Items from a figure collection
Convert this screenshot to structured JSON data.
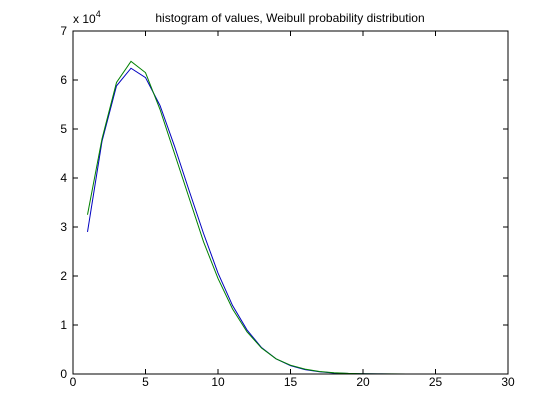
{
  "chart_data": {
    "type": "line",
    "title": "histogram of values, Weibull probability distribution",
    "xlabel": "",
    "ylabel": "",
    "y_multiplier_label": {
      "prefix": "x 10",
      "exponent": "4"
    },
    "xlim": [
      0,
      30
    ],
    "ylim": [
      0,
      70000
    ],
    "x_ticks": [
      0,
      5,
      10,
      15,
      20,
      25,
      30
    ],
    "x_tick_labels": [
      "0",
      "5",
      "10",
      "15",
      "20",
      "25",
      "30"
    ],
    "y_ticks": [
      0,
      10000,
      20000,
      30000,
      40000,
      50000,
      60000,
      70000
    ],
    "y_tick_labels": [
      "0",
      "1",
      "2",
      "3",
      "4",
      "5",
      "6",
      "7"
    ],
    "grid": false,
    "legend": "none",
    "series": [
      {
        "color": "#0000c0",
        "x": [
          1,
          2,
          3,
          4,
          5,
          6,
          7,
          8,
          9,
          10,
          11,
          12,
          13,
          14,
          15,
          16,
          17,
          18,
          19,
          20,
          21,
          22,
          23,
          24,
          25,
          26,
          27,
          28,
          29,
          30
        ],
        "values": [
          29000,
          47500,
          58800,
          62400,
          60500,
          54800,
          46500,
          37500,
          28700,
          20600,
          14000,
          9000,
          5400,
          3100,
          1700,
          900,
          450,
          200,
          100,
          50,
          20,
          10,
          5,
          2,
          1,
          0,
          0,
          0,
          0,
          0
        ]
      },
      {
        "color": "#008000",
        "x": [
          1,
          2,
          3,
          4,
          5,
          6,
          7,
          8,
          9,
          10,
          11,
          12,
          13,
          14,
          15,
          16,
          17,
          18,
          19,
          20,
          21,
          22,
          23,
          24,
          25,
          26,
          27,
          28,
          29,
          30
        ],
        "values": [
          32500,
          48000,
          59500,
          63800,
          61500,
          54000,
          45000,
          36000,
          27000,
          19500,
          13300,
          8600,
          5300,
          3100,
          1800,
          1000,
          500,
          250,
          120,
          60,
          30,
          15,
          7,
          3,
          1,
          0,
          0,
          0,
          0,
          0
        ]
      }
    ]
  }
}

**Problem to solve**
Repeat the material above word for word and skip every image in it.

**Solution to this task**
Convert this screenshot to structured JSON data.
{
  "chart_data": {
    "type": "line",
    "title": "histogram of values, Weibull probability distribution",
    "xlabel": "",
    "ylabel": "",
    "y_multiplier_label": {
      "prefix": "x 10",
      "exponent": "4"
    },
    "xlim": [
      0,
      30
    ],
    "ylim": [
      0,
      70000
    ],
    "x_ticks": [
      0,
      5,
      10,
      15,
      20,
      25,
      30
    ],
    "x_tick_labels": [
      "0",
      "5",
      "10",
      "15",
      "20",
      "25",
      "30"
    ],
    "y_ticks": [
      0,
      10000,
      20000,
      30000,
      40000,
      50000,
      60000,
      70000
    ],
    "y_tick_labels": [
      "0",
      "1",
      "2",
      "3",
      "4",
      "5",
      "6",
      "7"
    ],
    "grid": false,
    "legend": "none",
    "series": [
      {
        "color": "#0000c0",
        "x": [
          1,
          2,
          3,
          4,
          5,
          6,
          7,
          8,
          9,
          10,
          11,
          12,
          13,
          14,
          15,
          16,
          17,
          18,
          19,
          20,
          21,
          22,
          23,
          24,
          25,
          26,
          27,
          28,
          29,
          30
        ],
        "values": [
          29000,
          47500,
          58800,
          62400,
          60500,
          54800,
          46500,
          37500,
          28700,
          20600,
          14000,
          9000,
          5400,
          3100,
          1700,
          900,
          450,
          200,
          100,
          50,
          20,
          10,
          5,
          2,
          1,
          0,
          0,
          0,
          0,
          0
        ]
      },
      {
        "color": "#008000",
        "x": [
          1,
          2,
          3,
          4,
          5,
          6,
          7,
          8,
          9,
          10,
          11,
          12,
          13,
          14,
          15,
          16,
          17,
          18,
          19,
          20,
          21,
          22,
          23,
          24,
          25,
          26,
          27,
          28,
          29,
          30
        ],
        "values": [
          32500,
          48000,
          59500,
          63800,
          61500,
          54000,
          45000,
          36000,
          27000,
          19500,
          13300,
          8600,
          5300,
          3100,
          1800,
          1000,
          500,
          250,
          120,
          60,
          30,
          15,
          7,
          3,
          1,
          0,
          0,
          0,
          0,
          0
        ]
      }
    ]
  }
}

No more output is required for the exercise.